** Input records **
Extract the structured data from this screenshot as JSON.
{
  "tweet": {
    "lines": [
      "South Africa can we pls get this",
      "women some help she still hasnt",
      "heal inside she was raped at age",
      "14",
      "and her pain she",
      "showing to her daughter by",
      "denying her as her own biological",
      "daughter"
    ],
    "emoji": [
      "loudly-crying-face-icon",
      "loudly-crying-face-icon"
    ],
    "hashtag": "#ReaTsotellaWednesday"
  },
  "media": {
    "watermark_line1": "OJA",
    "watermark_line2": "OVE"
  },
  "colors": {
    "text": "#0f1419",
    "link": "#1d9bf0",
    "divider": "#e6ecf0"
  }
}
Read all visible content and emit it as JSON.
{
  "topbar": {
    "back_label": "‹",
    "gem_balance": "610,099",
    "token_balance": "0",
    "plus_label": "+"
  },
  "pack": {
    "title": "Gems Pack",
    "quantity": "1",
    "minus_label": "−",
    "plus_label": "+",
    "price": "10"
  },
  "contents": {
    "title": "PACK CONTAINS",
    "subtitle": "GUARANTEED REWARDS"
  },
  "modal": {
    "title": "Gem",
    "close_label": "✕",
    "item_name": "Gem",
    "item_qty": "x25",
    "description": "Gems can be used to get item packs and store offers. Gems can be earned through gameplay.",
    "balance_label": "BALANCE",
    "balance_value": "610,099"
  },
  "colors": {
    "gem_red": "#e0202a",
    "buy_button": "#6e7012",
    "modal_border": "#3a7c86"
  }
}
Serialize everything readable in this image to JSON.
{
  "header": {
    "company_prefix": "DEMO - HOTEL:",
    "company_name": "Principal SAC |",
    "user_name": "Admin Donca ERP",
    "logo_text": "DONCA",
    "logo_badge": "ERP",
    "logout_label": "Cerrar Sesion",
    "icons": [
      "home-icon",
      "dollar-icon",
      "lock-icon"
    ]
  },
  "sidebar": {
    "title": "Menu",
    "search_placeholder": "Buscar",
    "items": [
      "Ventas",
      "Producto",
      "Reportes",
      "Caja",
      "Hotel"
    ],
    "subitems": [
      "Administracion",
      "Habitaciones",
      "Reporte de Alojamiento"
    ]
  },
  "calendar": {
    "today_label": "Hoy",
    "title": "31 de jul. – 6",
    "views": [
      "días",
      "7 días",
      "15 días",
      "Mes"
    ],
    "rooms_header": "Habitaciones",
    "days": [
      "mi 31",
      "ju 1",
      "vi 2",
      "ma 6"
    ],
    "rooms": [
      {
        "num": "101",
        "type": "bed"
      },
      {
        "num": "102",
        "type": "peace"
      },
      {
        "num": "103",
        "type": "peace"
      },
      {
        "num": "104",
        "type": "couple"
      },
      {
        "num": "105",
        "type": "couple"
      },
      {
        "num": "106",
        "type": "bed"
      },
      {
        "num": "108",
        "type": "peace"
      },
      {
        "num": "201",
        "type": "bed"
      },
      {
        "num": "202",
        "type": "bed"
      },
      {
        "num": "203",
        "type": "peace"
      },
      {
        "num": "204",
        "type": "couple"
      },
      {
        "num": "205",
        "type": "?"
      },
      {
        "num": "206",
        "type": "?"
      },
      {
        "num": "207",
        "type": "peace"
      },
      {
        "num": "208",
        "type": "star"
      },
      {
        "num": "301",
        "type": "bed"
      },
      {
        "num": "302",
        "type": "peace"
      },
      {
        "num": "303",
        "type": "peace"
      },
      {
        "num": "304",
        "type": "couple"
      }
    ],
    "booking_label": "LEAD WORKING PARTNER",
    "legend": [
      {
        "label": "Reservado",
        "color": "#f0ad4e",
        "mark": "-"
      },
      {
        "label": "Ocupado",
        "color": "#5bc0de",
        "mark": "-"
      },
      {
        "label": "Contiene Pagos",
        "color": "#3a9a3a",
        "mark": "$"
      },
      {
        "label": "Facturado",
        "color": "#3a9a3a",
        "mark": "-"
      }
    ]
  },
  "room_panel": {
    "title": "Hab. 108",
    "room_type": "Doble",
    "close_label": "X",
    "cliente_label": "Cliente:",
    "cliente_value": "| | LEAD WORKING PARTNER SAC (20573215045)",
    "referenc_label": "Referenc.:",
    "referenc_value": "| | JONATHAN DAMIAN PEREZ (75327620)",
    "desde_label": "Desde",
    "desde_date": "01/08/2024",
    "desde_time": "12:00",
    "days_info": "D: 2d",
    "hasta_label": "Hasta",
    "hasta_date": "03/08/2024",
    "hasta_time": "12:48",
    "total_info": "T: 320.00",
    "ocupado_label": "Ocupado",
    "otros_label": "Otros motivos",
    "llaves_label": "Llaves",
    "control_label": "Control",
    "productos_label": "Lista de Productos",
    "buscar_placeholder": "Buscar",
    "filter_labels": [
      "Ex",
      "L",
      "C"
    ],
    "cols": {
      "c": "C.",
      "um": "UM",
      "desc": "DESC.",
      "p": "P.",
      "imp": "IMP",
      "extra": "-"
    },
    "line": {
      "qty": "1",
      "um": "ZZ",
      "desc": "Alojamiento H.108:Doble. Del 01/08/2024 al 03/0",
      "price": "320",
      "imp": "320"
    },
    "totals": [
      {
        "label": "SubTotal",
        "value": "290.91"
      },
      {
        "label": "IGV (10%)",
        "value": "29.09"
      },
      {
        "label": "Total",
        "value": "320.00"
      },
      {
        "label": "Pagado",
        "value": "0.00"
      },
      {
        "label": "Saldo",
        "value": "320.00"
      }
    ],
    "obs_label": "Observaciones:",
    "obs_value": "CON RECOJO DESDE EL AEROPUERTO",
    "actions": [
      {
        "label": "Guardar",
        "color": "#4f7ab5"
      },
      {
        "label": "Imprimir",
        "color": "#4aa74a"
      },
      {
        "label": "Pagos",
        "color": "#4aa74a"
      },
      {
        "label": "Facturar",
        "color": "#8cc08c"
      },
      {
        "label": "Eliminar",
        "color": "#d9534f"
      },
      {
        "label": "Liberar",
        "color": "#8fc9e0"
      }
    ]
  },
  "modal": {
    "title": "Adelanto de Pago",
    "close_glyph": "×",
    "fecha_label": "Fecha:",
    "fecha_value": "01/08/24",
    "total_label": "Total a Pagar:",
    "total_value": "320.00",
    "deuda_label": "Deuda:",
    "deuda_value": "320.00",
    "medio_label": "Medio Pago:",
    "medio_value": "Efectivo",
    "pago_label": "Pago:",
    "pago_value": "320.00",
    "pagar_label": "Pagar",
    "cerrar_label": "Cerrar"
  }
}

** Given instruction **
Copy each line above where the string "Pagar" occurs.

** Reply to the exercise **
    "total_label": "Total a Pagar:",
    "pagar_label": "Pagar",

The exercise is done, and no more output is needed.